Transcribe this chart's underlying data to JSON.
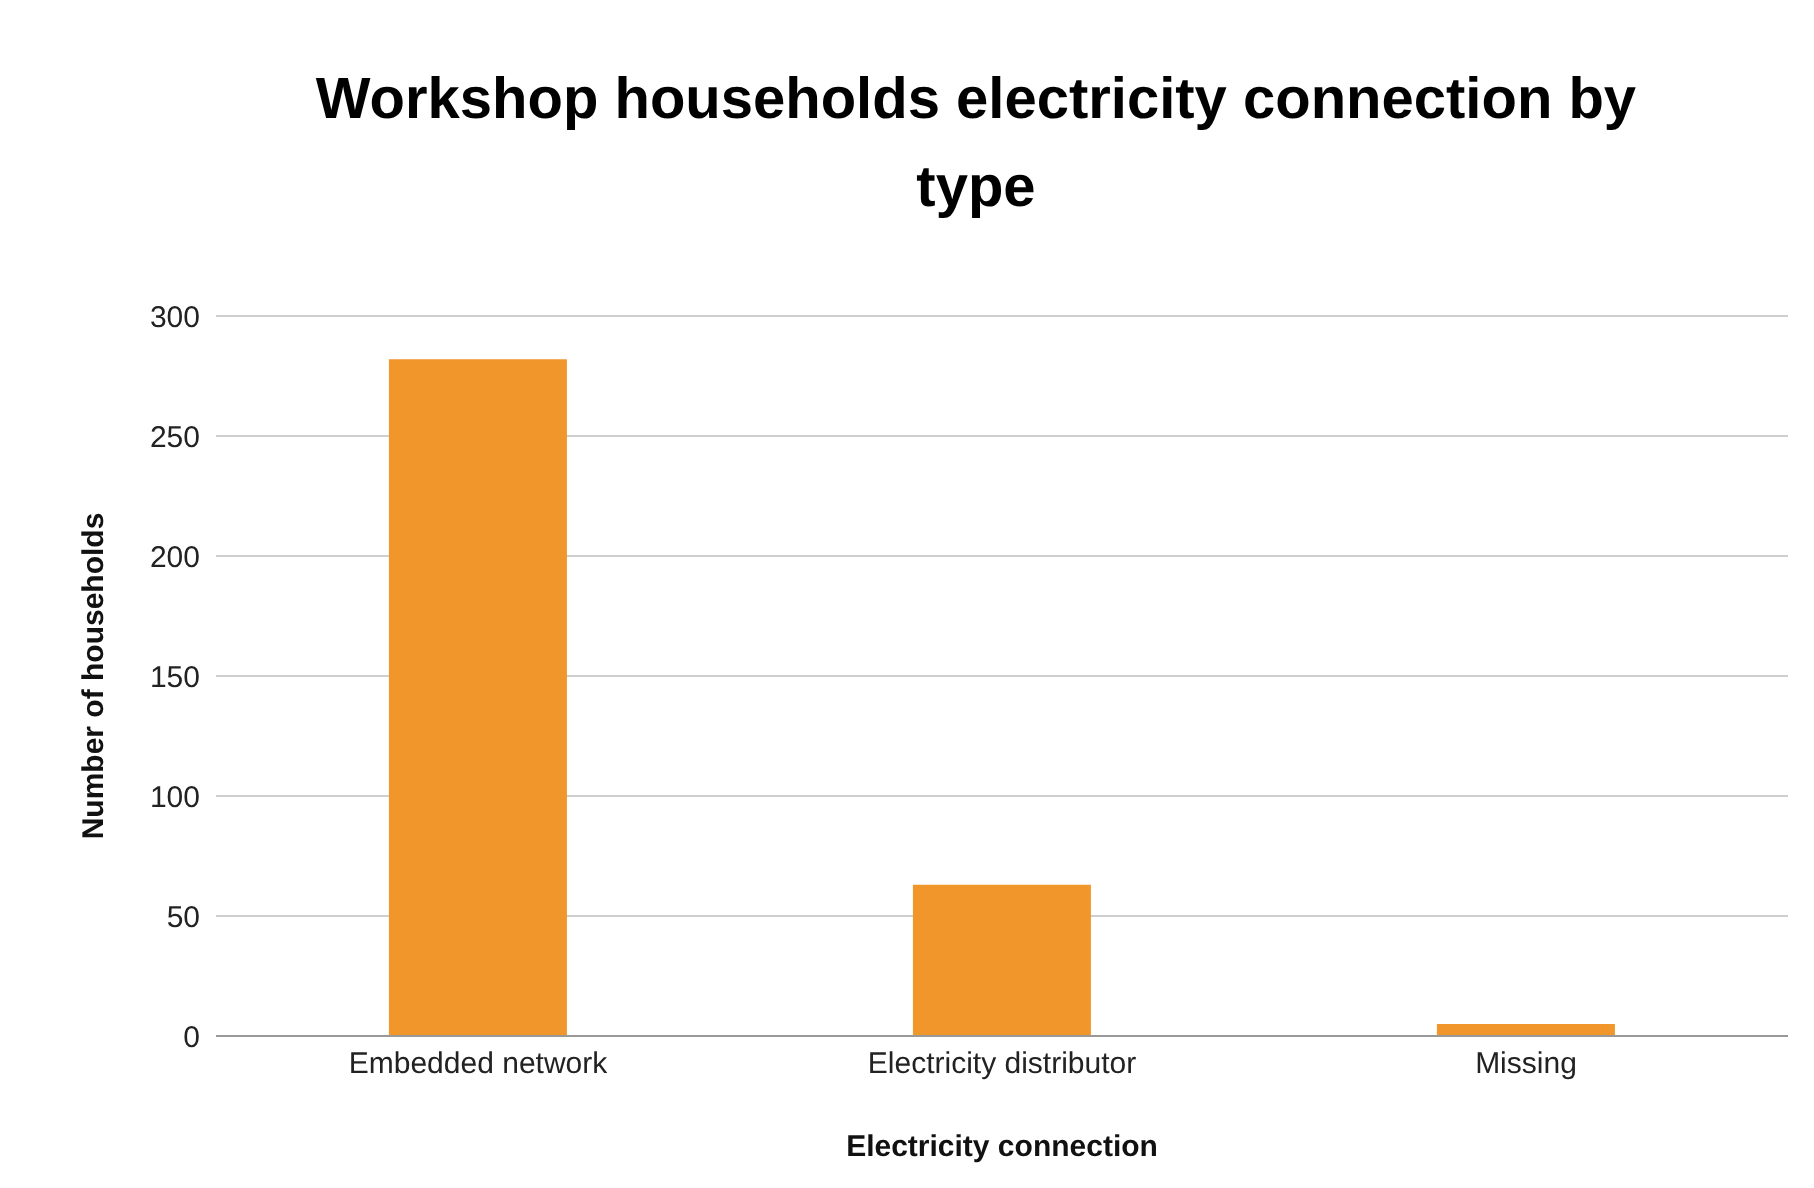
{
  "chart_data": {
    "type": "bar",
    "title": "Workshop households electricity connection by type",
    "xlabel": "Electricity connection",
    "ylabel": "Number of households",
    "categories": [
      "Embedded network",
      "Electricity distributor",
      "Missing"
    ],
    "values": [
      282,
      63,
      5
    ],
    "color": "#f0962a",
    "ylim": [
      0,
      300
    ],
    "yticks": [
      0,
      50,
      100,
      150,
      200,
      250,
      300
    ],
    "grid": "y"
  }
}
======
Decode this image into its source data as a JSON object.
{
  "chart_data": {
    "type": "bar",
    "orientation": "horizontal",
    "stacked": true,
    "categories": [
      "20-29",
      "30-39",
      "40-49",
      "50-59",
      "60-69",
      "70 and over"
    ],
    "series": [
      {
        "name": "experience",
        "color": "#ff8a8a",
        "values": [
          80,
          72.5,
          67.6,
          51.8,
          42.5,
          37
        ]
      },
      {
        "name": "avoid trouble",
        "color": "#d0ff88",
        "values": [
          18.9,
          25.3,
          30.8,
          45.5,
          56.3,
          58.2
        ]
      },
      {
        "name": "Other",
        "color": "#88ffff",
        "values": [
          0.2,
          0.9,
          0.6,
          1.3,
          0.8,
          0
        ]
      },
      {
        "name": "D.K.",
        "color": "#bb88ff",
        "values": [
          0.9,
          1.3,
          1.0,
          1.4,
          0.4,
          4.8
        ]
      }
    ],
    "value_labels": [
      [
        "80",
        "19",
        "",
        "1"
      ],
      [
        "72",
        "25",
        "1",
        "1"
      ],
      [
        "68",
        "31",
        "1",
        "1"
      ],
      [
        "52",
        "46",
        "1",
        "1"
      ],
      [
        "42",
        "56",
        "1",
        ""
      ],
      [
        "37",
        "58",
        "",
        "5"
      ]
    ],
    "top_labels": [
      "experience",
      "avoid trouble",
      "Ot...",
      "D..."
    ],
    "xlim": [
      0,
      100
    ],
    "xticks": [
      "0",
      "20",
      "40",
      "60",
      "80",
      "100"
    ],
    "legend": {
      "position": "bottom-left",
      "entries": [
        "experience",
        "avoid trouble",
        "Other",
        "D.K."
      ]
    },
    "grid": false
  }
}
======
» PROBLEM:
Gather from the entries above all lines that include the string "JSON".

» FINAL RESULT:
Transcribe this chart's underlying data to JSON.
Decode this image into its source data as a JSON object.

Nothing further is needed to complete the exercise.